◆ **Data provided**:
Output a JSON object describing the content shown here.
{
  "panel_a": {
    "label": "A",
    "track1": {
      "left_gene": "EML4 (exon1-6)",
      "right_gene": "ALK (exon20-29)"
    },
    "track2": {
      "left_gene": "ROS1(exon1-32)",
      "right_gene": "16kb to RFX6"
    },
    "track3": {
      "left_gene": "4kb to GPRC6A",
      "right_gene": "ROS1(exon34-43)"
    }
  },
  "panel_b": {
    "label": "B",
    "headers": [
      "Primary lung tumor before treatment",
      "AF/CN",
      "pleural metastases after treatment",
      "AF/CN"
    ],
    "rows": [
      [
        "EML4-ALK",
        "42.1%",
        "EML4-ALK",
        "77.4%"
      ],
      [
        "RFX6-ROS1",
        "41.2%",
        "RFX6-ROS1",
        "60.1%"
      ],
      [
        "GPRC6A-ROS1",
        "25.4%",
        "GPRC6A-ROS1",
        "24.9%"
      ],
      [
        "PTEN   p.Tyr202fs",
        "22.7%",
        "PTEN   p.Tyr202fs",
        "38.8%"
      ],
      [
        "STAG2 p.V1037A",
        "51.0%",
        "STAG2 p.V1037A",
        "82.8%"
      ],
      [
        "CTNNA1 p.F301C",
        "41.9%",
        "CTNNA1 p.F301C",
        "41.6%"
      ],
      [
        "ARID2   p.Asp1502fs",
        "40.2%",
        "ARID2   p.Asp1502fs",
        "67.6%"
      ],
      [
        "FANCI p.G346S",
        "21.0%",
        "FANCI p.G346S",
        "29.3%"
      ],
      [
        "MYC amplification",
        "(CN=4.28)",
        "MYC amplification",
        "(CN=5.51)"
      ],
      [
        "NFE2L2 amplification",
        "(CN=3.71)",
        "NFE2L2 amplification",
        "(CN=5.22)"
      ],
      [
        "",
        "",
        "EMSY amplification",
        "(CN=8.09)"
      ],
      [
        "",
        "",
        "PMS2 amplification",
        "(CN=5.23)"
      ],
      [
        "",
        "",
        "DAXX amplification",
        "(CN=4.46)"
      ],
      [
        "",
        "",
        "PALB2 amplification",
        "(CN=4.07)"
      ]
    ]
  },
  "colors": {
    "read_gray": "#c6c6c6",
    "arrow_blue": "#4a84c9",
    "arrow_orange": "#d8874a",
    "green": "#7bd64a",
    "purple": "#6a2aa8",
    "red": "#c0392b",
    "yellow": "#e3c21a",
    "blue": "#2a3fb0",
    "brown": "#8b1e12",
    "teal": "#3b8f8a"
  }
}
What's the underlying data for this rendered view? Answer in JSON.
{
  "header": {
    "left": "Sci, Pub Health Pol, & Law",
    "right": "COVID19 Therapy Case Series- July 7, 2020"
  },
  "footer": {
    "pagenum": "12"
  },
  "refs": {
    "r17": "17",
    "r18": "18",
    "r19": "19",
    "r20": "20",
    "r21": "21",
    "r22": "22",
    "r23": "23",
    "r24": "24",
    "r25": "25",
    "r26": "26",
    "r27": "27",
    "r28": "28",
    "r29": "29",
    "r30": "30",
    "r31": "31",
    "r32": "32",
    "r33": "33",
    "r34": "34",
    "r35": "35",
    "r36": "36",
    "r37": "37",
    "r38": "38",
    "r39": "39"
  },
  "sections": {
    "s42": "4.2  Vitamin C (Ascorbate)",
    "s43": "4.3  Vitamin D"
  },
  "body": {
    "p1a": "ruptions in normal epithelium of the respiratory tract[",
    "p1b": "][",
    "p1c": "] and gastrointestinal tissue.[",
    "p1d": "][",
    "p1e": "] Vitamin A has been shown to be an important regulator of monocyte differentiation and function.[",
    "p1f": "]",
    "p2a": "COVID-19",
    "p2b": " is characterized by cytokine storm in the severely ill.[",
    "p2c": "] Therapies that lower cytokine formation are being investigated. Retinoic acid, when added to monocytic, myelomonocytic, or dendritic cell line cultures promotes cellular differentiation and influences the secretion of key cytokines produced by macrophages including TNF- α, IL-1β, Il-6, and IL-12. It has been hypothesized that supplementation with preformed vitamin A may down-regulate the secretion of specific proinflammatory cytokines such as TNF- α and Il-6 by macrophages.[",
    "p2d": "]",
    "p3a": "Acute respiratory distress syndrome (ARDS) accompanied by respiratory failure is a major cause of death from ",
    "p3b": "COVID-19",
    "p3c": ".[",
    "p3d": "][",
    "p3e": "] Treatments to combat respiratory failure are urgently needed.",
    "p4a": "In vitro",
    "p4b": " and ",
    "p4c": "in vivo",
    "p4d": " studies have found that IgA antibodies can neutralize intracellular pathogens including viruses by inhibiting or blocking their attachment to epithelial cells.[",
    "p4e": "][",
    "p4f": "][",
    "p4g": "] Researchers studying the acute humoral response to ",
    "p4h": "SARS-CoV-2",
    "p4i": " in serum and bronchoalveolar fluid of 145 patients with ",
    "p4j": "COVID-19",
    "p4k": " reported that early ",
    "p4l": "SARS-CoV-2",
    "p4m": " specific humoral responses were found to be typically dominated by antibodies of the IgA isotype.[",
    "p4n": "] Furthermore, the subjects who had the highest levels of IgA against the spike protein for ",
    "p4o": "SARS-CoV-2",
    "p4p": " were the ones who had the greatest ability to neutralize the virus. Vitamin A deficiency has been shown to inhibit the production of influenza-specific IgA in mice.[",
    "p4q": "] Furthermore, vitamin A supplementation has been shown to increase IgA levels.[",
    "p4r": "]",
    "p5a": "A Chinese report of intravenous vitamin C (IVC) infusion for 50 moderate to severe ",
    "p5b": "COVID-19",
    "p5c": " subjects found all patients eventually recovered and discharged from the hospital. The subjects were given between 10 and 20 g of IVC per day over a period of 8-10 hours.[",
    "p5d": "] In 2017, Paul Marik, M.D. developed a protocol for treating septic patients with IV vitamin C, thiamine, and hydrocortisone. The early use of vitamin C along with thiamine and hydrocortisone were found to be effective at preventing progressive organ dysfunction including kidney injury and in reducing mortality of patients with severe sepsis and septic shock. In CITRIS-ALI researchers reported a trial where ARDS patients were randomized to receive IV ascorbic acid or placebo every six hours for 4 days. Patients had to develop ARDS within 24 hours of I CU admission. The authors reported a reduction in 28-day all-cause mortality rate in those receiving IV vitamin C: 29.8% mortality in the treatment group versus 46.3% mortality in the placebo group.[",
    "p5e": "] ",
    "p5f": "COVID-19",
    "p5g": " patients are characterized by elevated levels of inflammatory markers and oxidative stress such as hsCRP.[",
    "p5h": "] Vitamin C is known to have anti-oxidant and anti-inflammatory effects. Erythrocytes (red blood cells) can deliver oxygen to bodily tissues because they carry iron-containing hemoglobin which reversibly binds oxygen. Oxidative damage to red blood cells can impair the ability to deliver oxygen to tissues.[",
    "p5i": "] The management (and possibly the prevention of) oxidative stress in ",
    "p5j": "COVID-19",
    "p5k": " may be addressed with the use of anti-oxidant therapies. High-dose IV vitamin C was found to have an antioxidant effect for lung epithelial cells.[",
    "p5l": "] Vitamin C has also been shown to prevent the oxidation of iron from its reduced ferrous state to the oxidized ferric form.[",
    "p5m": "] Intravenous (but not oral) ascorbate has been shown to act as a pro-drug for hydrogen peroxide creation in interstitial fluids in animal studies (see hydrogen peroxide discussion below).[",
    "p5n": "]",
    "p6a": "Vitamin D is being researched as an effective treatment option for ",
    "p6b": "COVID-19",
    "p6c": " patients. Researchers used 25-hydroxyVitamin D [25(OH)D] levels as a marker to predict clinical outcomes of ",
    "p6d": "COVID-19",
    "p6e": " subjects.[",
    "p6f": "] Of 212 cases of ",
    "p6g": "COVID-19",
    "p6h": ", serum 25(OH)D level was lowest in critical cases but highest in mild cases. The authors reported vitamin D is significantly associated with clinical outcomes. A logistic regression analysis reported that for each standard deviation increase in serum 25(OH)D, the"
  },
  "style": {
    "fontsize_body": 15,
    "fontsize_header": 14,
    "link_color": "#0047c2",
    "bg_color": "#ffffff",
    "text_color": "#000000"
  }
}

◆ **To do**: Say the number of lines in the material above that contain the word "subjects", and nothing else.

◆ **Answer box**: 3